Work required:
Can you reproduce, word for word, the passage of the text on artist Sue Munson that starts with "Style and Mediums" and goes on through "to the viewer."?

Selected text:
Sue Munson is a Surrey-based English artist.

Biography
Born in England Munson has travelled extensively and uses travel and observation as a means to supplement her knowledge of art. She has studied in North America, and during the nineties travelled to India to study textiles. It was during this time Munson made the switch from working on fabric to working on other supports to express her ideas. Her work has been largely experimental taking inspiration from the great mark makers of the 20th century.

Style and Mediums
Munson’s work focuses on the dichotomy of human nature. The abstract represents the fun, free almost noisy side of the brain, while the minimal represents a more contemplative approach. Within these two genres a dialogue takes place, interpretation of which is left to the viewer.

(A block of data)
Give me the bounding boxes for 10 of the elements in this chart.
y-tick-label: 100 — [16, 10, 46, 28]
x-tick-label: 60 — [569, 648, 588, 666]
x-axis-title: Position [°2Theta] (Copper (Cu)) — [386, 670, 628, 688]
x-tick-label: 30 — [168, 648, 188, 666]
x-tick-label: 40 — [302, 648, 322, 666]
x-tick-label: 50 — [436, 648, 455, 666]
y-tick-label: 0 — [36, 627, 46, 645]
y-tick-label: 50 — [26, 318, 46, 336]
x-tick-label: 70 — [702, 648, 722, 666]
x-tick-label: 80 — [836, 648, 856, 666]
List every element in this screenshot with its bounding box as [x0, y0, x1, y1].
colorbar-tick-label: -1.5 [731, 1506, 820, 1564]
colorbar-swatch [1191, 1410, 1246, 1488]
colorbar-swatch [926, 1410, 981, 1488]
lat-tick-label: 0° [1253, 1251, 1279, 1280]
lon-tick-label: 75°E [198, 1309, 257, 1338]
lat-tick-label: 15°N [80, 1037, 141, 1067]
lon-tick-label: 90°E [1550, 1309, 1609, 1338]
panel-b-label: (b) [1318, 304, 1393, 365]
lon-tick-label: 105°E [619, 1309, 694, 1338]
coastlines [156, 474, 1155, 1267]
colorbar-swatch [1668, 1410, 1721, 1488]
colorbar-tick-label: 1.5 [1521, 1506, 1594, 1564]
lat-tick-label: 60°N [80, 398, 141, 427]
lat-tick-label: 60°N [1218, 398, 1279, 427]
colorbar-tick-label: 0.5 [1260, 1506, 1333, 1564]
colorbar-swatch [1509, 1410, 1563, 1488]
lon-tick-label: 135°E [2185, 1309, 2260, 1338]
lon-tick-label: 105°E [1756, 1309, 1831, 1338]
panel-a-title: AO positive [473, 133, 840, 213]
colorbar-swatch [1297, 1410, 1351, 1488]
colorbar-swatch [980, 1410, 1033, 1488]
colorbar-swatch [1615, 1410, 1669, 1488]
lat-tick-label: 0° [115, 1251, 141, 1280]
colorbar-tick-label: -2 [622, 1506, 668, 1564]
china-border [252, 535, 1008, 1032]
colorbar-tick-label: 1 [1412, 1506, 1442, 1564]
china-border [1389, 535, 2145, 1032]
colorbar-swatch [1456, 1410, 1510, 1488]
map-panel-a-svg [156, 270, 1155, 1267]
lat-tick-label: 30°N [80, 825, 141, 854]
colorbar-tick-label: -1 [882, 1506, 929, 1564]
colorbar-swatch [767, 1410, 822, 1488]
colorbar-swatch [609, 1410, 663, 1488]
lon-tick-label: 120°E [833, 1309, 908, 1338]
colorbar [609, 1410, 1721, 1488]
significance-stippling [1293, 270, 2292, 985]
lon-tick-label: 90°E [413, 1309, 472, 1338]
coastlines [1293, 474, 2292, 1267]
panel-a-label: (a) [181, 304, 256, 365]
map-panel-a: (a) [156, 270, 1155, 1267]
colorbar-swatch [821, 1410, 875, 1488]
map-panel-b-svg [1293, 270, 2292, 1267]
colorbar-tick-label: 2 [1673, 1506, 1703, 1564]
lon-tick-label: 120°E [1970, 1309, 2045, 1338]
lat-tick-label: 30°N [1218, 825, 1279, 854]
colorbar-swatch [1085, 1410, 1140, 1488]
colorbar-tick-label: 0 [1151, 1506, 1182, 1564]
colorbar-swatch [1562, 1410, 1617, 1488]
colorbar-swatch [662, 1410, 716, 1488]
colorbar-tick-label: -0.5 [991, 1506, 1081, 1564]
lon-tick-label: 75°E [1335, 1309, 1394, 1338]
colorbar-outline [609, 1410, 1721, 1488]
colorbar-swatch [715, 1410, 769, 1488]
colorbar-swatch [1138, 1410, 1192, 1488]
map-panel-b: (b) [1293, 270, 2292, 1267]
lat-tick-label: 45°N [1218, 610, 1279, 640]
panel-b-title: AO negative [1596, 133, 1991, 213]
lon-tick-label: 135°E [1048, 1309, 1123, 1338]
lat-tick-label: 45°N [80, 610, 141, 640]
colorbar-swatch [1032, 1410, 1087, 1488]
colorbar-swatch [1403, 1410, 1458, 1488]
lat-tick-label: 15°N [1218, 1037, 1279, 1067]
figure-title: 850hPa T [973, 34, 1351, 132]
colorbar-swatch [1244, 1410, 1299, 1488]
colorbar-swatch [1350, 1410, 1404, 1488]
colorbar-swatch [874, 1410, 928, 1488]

Written response:
Style and Mediums
Munson’s work focuses on the dichotomy of human nature. The abstract represents the fun, free almost noisy side of the brain, while the minimal represents a more contemplative approach. Within these two genres a dialogue takes place, interpretation of which is left to the viewer.